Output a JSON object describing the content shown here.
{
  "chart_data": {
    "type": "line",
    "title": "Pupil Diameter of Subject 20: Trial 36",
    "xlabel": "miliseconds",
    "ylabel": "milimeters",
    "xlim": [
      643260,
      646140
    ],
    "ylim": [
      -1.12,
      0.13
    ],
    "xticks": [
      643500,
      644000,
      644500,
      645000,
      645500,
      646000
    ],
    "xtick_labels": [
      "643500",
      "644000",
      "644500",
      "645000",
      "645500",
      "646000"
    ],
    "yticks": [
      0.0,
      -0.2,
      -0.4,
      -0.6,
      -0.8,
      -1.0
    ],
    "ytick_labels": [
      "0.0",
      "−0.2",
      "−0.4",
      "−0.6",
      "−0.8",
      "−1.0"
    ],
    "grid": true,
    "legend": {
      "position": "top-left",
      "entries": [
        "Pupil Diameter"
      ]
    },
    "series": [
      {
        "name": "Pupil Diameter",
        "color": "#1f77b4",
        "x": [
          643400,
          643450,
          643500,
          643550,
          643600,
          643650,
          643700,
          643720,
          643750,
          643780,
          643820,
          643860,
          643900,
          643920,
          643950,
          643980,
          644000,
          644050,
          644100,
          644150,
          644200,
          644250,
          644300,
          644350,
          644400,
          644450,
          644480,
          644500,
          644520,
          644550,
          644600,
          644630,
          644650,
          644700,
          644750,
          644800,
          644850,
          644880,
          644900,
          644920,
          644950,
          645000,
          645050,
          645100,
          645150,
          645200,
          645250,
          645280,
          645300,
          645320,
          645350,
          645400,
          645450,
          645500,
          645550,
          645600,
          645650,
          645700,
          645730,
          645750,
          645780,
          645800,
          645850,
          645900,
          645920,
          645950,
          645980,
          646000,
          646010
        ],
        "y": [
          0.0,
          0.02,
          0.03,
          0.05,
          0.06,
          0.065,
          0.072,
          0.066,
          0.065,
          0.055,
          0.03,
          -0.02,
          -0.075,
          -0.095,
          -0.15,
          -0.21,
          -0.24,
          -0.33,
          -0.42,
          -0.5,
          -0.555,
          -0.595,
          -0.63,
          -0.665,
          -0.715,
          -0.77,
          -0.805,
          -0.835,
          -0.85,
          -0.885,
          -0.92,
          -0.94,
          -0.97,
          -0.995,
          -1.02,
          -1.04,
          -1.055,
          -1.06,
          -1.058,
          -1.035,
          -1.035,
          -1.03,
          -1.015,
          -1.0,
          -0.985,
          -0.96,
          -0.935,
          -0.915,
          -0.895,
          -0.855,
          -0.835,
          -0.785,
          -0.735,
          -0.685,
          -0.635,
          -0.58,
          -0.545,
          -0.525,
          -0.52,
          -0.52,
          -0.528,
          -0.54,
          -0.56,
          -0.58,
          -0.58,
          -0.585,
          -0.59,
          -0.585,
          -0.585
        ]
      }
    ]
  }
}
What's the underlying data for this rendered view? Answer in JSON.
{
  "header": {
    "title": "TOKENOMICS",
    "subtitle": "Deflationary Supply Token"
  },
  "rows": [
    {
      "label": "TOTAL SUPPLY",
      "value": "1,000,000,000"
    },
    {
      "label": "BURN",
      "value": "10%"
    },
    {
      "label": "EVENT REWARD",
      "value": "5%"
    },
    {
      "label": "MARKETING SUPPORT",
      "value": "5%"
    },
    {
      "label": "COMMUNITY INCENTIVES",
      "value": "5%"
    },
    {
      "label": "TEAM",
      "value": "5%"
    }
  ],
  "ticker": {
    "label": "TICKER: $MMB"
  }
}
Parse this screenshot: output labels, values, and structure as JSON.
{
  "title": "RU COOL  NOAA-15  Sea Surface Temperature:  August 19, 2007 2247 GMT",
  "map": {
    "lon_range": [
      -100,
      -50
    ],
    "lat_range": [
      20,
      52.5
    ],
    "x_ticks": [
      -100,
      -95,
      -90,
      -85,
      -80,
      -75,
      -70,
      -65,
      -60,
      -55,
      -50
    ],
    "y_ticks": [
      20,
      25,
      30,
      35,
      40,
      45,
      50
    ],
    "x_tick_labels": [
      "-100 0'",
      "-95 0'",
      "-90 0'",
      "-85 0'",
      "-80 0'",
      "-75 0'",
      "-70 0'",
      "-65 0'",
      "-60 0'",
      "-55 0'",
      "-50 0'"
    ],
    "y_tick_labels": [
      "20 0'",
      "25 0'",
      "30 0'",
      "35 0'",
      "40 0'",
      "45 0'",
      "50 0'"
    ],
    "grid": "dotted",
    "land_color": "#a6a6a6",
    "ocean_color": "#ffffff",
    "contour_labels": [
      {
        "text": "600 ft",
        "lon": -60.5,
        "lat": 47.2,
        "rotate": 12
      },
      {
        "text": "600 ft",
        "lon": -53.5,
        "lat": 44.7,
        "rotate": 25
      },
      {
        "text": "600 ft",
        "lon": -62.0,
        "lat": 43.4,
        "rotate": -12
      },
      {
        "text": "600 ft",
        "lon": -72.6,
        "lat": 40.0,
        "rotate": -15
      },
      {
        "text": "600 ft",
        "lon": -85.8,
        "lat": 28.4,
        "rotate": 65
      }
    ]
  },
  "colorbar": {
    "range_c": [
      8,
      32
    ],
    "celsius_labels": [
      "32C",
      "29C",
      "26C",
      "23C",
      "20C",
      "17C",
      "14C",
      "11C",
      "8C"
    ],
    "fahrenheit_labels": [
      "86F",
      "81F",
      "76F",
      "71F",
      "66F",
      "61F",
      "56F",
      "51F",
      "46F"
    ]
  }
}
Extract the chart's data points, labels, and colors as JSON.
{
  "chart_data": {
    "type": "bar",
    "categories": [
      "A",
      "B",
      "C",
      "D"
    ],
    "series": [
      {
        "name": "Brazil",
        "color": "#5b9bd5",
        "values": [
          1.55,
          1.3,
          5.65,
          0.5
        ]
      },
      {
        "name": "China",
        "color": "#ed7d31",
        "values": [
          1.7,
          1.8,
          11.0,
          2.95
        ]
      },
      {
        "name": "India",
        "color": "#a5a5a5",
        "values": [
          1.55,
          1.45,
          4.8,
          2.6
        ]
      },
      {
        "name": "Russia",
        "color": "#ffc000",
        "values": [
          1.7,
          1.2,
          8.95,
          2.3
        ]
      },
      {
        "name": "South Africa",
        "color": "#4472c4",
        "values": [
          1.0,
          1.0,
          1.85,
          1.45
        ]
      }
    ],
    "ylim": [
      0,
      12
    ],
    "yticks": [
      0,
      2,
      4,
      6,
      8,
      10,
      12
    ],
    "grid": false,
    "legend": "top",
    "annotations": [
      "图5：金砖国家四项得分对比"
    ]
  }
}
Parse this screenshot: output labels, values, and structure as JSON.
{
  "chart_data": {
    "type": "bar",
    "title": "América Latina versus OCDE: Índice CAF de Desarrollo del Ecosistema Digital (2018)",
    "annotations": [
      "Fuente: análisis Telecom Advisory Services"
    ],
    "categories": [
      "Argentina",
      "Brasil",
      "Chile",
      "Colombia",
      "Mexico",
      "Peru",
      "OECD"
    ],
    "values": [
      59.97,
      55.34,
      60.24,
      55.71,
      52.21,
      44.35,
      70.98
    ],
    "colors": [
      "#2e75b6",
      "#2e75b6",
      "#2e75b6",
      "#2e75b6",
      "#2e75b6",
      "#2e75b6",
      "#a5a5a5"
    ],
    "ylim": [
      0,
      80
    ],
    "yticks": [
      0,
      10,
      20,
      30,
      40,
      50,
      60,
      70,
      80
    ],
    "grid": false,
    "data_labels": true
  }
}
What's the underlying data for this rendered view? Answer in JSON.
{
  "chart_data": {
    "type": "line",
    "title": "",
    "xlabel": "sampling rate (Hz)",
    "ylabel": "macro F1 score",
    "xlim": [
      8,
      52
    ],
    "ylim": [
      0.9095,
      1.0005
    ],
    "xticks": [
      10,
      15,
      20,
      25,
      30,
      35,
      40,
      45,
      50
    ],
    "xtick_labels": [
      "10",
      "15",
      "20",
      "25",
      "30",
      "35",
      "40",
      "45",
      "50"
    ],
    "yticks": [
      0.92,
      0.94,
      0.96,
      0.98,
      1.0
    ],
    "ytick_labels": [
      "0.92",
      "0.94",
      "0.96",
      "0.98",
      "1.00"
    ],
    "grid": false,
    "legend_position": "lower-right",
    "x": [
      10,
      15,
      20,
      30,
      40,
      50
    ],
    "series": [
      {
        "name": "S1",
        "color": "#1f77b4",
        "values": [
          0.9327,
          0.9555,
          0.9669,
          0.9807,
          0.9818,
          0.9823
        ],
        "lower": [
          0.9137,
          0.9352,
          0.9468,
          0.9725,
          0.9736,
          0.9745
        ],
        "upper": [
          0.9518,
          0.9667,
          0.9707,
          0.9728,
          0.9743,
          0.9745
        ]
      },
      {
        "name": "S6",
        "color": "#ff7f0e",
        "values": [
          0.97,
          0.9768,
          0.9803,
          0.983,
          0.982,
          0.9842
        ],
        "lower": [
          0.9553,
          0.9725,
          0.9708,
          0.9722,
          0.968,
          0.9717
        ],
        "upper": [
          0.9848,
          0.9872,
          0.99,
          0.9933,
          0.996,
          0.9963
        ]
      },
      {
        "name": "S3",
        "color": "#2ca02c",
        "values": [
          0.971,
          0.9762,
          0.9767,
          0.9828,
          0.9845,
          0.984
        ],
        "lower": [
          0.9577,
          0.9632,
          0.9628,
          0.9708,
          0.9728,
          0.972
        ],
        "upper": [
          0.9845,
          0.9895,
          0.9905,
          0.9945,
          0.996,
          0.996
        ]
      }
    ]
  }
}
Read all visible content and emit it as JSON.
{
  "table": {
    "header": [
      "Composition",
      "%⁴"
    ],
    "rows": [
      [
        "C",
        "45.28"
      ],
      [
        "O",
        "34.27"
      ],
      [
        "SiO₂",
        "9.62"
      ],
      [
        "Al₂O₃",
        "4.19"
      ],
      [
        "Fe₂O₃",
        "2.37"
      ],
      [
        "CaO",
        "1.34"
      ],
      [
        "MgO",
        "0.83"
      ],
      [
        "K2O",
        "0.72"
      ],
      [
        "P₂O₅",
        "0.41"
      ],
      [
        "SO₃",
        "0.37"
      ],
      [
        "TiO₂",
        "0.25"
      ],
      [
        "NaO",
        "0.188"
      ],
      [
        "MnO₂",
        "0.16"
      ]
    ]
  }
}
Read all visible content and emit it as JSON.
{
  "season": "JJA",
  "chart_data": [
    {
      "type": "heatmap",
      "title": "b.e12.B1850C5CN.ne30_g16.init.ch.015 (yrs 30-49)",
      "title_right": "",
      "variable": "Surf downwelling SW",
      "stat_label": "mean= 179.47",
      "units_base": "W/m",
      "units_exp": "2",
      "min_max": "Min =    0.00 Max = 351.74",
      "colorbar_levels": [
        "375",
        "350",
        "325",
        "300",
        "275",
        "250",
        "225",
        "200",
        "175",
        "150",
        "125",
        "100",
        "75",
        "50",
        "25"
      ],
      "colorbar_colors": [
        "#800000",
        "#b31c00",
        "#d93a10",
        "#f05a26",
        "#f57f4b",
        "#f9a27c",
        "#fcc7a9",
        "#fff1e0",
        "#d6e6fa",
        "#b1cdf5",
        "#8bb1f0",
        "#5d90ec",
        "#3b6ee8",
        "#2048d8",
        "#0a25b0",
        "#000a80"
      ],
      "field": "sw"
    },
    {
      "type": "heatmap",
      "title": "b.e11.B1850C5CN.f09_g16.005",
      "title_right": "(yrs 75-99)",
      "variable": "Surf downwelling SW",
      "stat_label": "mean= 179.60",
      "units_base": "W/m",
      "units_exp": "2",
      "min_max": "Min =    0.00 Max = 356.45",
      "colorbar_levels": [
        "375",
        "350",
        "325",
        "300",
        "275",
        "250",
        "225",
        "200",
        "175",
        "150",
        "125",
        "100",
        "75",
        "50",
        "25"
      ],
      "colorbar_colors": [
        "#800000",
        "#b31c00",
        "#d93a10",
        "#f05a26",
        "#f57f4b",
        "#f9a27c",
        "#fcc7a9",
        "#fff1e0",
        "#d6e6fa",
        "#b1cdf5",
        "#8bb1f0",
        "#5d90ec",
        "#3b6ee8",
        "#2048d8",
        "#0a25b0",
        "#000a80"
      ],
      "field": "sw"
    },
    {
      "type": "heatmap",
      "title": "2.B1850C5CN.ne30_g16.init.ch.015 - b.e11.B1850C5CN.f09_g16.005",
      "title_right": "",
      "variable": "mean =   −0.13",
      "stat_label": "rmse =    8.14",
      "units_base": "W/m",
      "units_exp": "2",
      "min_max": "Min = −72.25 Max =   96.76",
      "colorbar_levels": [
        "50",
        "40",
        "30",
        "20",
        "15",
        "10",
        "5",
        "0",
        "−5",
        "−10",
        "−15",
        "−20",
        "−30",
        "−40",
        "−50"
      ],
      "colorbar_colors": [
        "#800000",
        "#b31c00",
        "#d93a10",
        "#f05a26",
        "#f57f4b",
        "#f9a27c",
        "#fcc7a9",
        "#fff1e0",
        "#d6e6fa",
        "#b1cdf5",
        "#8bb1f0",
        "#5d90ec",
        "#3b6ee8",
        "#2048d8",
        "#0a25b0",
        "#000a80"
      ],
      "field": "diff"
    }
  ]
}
○ ○ ○
:: What needs to be done ::
Extract all lines of the records above that include "Diameter".

:: Task answer ::
    "title": "Pupil Diameter of Subject 20: Trial 36",
        "Pupil Diameter"
        "name": "Pupil Diameter",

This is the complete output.